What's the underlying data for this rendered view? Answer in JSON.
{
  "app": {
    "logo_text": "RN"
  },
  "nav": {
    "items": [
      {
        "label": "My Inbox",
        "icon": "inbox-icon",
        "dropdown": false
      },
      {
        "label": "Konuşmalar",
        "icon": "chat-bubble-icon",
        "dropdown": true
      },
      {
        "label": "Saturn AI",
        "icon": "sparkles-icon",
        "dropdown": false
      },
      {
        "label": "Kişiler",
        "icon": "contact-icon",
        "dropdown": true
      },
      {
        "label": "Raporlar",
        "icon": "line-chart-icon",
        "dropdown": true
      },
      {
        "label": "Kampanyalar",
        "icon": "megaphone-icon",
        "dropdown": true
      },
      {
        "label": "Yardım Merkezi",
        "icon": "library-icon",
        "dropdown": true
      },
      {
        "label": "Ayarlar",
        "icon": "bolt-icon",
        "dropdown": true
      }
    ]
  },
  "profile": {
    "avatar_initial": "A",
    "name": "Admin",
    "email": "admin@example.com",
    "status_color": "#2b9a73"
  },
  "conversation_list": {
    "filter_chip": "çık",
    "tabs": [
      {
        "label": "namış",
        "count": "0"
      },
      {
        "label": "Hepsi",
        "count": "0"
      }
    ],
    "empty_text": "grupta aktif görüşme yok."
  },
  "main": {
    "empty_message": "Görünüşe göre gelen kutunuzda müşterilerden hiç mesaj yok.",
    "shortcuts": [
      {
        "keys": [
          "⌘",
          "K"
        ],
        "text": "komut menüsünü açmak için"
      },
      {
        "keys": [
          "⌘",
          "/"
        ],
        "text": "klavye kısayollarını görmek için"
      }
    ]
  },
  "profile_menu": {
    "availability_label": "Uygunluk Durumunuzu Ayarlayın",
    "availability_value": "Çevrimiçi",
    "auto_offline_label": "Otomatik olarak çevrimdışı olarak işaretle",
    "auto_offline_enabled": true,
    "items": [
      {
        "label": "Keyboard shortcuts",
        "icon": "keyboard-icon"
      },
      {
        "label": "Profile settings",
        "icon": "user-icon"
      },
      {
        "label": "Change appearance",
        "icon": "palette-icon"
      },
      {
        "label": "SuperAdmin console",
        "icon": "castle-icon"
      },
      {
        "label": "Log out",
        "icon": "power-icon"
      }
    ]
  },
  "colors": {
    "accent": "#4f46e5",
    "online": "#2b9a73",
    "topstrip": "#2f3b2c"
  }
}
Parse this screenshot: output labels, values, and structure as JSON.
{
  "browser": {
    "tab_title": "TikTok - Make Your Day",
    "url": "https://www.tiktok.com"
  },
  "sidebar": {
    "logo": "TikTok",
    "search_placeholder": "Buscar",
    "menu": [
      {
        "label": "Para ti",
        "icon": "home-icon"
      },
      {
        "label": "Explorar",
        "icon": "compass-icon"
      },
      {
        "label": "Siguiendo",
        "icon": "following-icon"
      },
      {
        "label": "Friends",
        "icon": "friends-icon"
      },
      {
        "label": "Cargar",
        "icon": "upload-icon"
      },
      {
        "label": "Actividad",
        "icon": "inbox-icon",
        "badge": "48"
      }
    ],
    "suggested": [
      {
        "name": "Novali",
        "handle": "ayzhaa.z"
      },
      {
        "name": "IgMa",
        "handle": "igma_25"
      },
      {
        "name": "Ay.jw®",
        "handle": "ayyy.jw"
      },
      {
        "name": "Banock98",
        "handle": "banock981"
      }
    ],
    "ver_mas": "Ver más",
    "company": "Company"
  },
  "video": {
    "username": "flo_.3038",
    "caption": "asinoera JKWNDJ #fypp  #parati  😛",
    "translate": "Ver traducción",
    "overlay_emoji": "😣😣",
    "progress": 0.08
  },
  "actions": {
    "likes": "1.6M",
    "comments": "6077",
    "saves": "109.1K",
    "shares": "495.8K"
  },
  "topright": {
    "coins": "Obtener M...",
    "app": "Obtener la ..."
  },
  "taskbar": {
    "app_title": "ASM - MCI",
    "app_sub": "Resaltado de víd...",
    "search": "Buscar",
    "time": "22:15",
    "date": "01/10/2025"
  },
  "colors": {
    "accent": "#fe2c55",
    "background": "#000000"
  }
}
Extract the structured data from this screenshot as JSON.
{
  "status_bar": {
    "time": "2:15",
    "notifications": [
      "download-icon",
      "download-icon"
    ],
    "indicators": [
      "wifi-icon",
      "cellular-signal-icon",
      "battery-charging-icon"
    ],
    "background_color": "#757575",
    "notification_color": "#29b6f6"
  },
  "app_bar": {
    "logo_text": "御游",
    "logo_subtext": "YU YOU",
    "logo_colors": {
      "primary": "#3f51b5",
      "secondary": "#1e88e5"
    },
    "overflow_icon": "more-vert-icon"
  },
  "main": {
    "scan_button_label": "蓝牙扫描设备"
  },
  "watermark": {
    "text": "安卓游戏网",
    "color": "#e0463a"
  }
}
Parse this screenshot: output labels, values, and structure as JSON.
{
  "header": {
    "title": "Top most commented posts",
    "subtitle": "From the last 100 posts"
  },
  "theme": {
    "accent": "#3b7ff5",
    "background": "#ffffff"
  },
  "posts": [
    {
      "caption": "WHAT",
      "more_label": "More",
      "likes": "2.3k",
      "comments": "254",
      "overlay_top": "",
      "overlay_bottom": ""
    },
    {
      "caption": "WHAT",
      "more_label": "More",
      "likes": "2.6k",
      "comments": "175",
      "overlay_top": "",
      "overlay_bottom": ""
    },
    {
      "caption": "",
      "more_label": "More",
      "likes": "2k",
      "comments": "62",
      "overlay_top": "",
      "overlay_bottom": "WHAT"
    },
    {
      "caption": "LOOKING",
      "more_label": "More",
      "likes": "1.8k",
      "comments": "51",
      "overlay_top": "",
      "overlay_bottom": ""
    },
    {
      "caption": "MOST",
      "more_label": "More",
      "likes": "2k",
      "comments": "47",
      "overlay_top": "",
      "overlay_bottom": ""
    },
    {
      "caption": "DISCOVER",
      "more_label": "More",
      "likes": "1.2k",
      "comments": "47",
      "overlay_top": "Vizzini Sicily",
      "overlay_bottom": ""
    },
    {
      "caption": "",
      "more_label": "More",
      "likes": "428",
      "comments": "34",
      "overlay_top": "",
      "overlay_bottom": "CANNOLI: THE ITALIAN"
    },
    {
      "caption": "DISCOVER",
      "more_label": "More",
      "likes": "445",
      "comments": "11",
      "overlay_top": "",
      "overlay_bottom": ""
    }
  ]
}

****************************************

Among the entries above, how many lines include the word "data"? Reply with the number only.

2